**DESCRIPTION OF THE TASK**
Across the listing below, how many lines hold "data"? Reply with the number by itself.

**PROVIDED RECORDS**
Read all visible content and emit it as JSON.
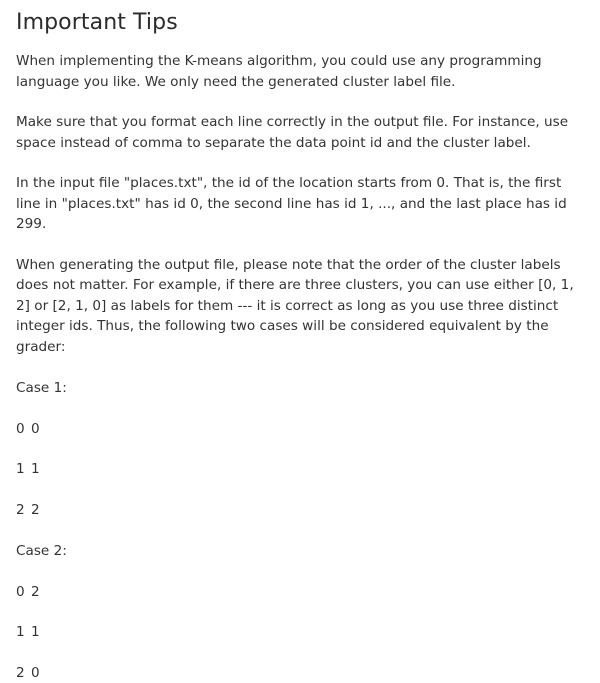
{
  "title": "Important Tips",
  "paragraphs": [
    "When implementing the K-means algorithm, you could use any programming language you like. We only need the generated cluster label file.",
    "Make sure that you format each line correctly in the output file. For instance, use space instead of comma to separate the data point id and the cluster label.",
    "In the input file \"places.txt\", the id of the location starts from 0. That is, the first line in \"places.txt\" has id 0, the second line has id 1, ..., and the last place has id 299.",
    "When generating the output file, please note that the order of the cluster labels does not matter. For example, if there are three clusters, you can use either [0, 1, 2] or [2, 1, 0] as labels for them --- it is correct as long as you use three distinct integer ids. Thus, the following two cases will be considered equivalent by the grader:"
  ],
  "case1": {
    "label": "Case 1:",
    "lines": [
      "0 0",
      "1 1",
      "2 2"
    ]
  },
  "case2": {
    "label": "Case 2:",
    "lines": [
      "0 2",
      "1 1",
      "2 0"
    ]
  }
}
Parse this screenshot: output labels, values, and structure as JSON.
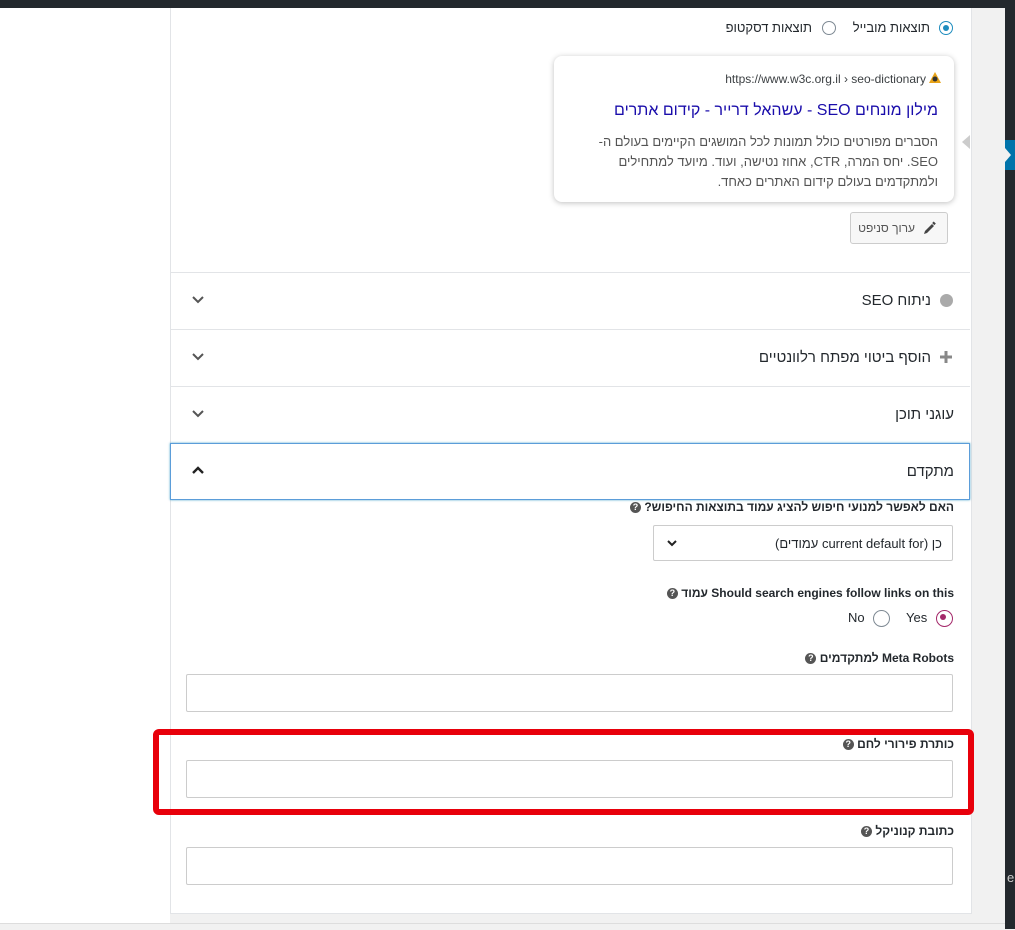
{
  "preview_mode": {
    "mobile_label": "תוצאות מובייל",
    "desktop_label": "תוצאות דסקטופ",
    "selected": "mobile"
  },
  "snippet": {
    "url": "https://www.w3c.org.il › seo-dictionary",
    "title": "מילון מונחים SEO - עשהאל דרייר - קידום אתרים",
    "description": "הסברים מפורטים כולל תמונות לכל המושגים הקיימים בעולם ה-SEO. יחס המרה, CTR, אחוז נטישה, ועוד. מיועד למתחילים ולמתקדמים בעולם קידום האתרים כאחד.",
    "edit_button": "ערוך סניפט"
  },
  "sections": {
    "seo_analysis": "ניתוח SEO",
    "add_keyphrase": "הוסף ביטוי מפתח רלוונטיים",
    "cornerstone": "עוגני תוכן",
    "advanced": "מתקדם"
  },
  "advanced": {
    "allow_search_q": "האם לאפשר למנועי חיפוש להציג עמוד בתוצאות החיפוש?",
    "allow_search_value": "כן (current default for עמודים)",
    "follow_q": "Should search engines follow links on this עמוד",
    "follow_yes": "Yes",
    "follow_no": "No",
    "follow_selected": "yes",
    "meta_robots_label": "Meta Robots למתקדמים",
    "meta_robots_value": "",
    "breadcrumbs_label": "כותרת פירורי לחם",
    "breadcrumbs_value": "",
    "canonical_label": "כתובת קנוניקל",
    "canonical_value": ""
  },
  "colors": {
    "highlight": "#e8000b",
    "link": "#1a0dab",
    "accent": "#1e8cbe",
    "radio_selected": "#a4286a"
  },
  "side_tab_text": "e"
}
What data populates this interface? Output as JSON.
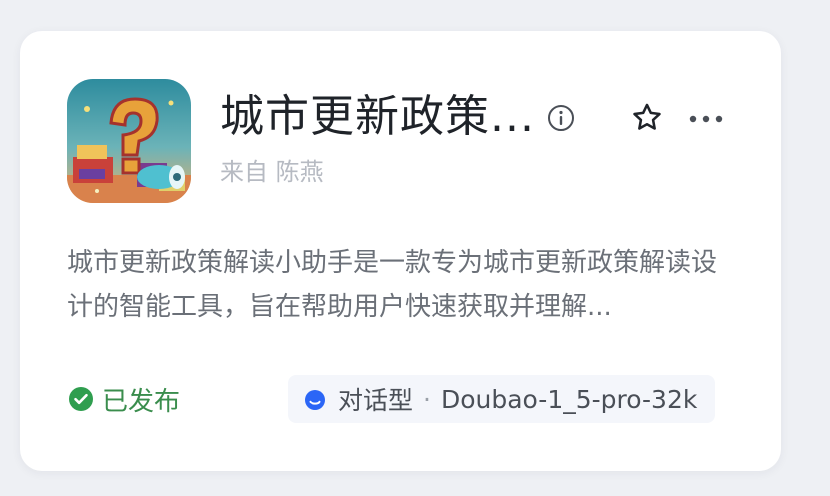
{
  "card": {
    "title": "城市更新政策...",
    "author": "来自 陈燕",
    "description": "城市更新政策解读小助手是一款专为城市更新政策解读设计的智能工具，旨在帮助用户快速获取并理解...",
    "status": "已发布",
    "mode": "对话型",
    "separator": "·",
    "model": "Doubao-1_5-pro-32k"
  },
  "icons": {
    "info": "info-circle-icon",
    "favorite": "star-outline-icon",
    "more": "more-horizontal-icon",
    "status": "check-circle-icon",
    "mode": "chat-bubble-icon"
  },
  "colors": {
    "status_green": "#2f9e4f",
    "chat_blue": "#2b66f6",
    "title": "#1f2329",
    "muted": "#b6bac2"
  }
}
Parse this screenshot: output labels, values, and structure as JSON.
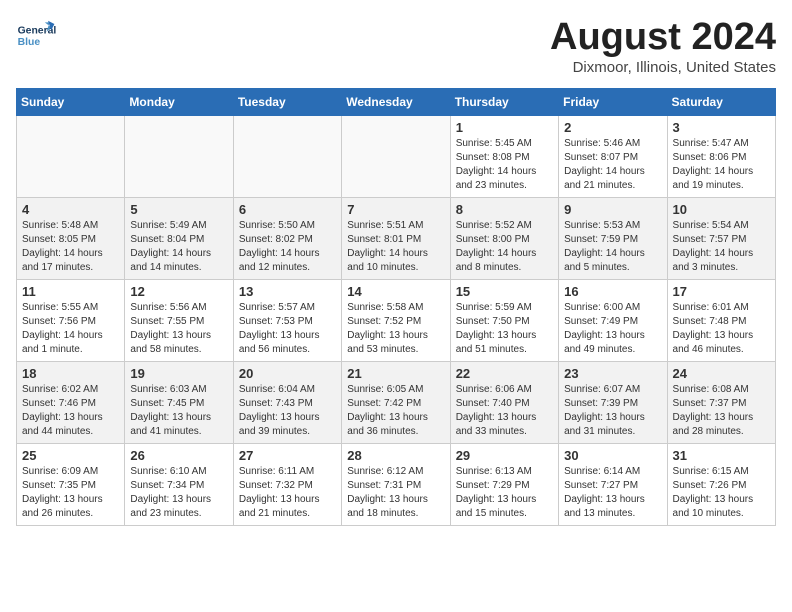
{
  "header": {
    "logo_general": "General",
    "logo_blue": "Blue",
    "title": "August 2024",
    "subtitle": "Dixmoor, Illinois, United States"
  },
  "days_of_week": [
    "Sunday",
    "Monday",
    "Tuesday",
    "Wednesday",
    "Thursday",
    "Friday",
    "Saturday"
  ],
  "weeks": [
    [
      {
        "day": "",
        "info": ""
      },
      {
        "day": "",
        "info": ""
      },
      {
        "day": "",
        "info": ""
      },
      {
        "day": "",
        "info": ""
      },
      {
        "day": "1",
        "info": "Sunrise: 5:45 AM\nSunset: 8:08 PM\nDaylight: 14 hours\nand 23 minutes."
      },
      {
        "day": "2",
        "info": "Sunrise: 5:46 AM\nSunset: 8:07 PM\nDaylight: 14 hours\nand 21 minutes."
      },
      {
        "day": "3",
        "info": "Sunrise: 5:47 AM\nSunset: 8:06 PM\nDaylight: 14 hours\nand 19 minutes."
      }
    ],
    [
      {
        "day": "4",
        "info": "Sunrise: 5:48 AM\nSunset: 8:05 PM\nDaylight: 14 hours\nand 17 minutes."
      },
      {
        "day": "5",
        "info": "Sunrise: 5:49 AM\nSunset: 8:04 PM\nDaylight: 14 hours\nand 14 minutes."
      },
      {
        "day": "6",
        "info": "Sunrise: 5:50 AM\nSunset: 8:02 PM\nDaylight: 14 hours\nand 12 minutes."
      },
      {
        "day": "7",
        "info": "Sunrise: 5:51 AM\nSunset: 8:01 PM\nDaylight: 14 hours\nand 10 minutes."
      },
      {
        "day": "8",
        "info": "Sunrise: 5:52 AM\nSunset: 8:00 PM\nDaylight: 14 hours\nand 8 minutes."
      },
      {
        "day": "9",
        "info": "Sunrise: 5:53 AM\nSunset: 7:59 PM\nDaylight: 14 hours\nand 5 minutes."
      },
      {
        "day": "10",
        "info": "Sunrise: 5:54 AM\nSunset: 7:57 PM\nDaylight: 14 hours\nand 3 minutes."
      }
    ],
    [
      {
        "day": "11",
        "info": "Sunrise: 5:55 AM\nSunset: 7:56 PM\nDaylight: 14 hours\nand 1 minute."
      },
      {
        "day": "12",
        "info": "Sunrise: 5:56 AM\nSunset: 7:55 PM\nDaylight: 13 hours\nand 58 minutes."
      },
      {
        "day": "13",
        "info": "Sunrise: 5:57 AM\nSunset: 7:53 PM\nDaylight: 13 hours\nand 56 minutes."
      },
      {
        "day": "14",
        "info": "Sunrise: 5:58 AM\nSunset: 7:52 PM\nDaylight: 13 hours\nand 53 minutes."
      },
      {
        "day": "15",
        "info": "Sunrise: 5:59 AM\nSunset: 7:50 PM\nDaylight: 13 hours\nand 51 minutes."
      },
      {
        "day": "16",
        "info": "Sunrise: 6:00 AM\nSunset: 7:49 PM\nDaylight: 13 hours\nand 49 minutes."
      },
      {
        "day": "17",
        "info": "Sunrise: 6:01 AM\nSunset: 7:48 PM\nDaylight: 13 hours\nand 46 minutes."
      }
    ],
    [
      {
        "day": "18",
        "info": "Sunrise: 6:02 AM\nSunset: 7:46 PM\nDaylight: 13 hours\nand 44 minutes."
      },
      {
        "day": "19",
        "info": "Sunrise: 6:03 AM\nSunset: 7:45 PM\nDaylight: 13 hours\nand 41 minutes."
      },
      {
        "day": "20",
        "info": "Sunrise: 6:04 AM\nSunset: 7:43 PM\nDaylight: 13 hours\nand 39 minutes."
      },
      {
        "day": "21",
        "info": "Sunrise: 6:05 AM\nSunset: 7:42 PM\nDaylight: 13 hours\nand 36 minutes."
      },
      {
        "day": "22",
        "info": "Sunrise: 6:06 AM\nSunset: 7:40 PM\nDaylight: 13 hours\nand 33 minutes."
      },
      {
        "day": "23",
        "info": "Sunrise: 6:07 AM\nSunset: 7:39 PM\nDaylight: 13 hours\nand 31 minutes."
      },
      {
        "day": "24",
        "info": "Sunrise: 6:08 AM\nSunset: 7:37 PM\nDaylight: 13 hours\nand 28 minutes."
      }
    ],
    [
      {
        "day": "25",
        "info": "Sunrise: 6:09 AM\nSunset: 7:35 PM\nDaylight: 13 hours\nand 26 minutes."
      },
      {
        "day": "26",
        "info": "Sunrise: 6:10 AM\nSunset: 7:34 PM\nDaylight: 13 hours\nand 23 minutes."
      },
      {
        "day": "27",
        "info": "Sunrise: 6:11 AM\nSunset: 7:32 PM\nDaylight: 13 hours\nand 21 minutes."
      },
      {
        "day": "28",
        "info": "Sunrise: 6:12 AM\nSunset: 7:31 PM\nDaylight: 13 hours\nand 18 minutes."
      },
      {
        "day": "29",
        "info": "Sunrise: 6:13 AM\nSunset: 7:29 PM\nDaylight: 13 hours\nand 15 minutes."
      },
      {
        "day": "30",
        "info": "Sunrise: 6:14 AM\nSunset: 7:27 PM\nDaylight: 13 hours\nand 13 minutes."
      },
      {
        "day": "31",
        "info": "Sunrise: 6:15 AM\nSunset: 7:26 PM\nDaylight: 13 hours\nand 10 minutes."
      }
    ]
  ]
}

**WRITTEN SOLUTION**
2